Task:
Collect from the data below each line with "name".

(Figure content listings)
** Start **

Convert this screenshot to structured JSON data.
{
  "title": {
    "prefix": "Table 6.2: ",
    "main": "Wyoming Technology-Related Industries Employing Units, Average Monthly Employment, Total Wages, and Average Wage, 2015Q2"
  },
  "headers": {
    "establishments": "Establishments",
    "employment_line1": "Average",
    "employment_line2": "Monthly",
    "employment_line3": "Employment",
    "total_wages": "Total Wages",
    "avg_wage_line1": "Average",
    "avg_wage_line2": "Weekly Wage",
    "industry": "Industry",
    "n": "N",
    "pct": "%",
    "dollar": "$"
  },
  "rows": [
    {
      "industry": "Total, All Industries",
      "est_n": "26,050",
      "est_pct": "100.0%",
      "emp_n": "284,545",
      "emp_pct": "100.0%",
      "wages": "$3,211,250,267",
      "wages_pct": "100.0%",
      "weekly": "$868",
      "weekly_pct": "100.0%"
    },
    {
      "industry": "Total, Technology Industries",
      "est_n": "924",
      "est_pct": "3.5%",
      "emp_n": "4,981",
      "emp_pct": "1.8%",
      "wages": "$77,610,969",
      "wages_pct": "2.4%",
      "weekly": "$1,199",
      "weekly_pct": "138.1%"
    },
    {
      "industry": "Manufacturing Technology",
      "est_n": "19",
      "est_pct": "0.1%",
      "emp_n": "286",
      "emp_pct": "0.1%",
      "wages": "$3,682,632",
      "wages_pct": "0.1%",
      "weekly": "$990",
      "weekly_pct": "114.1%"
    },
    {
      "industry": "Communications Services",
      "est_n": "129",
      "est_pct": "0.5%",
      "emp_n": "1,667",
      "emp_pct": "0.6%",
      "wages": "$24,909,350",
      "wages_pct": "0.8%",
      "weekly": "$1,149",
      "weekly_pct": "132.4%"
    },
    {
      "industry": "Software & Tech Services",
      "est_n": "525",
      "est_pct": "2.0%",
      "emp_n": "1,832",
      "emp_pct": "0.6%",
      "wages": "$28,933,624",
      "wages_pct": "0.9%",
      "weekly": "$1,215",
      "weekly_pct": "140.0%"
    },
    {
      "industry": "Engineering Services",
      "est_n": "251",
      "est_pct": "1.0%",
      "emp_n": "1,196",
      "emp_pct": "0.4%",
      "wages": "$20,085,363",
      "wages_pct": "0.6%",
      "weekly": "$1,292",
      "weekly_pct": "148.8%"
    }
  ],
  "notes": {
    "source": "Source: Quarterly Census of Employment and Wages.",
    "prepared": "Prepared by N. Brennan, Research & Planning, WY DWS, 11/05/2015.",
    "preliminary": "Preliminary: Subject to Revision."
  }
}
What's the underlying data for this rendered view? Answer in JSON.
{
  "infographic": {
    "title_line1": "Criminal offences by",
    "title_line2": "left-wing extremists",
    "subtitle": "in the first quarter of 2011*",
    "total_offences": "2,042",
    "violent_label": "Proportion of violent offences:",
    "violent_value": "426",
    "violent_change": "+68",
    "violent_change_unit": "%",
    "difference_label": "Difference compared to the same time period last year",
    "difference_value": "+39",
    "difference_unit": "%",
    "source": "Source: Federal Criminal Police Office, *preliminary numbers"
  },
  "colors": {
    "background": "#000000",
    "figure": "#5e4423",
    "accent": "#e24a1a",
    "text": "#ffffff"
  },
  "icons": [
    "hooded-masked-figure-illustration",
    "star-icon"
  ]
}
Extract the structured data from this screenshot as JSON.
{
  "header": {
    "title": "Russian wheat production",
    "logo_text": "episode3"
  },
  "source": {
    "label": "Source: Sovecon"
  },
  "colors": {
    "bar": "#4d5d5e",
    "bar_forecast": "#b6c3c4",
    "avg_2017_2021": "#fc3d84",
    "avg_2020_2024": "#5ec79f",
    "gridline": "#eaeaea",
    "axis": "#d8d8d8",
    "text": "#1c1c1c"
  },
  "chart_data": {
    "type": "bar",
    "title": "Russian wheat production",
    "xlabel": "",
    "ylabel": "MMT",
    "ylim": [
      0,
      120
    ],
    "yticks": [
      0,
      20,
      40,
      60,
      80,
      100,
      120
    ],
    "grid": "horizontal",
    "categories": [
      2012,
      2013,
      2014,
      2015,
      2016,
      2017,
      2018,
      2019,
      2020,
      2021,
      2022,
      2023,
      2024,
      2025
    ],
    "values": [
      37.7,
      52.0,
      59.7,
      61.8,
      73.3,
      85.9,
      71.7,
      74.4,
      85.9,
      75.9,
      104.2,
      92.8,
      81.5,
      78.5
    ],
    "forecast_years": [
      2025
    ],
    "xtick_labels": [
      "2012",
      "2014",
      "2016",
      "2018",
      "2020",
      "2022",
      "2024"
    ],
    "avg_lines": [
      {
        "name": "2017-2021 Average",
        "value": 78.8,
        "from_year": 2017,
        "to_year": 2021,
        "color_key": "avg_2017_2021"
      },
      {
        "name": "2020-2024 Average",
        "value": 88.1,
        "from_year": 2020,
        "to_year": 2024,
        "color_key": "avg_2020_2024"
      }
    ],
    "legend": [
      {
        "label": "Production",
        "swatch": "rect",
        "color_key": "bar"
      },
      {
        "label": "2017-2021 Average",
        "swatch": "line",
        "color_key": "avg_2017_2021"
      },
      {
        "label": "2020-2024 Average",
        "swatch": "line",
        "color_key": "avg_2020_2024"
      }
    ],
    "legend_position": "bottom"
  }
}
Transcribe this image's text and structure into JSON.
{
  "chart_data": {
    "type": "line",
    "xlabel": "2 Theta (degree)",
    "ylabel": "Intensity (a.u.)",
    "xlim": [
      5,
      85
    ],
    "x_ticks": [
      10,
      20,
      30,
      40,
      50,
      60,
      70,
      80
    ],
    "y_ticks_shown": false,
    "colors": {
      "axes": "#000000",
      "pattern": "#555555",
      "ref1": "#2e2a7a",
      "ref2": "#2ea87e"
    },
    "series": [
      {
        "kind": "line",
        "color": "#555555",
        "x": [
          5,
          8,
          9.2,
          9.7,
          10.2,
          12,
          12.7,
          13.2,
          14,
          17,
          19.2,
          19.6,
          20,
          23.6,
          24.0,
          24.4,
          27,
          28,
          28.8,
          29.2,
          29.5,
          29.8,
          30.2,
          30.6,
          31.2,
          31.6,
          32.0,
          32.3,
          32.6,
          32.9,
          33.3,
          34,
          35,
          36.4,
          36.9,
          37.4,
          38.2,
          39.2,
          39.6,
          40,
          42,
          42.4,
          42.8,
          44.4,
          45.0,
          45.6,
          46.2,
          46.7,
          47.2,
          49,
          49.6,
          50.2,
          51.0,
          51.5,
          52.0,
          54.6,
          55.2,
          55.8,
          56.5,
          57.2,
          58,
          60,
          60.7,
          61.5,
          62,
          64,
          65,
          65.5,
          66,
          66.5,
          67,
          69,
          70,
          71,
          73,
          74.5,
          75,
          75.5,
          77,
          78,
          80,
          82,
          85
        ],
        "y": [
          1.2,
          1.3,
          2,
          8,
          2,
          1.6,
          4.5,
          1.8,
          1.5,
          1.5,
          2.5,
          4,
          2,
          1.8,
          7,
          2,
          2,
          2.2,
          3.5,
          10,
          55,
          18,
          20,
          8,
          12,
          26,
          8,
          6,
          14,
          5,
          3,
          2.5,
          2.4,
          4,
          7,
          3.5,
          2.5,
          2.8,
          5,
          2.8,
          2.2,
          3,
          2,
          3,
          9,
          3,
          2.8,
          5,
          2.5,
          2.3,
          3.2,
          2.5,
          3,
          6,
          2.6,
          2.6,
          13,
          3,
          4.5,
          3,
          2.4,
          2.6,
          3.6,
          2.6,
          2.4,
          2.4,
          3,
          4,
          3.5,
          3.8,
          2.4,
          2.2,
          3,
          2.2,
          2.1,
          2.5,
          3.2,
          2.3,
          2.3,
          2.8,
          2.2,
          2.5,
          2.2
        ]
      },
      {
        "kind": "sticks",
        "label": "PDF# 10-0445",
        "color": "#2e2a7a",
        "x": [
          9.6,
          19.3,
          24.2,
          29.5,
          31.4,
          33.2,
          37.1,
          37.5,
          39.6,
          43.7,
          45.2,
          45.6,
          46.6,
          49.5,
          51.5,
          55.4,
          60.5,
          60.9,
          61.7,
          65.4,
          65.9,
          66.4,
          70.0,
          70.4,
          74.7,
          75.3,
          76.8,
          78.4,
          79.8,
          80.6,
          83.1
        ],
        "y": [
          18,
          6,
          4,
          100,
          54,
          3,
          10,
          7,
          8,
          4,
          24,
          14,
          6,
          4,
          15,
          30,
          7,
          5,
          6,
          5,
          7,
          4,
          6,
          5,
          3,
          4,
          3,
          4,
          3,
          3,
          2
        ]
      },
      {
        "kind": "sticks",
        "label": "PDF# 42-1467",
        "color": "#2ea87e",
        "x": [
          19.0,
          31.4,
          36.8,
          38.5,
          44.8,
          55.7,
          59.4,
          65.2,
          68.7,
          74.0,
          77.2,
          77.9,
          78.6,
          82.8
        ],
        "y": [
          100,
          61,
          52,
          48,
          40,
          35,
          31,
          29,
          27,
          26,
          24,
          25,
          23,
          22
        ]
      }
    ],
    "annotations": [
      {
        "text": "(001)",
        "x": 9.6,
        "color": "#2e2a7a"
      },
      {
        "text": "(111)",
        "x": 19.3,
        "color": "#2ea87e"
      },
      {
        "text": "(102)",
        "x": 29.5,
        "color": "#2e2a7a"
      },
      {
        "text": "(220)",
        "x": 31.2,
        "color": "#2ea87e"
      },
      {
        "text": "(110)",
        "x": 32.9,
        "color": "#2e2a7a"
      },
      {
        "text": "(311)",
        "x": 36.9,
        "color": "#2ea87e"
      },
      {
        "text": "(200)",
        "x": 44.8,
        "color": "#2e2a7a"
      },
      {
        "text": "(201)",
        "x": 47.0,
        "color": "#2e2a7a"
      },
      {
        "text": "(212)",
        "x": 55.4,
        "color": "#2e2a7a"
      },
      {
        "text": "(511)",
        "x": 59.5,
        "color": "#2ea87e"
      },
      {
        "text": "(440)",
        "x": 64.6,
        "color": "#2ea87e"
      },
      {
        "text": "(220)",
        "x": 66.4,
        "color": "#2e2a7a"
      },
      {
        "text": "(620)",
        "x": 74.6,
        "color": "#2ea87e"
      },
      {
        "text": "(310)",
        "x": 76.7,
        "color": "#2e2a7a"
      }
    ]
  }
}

** End **

Final result:
        "name": "2017-2021 Average",
        "name": "2020-2024 Average",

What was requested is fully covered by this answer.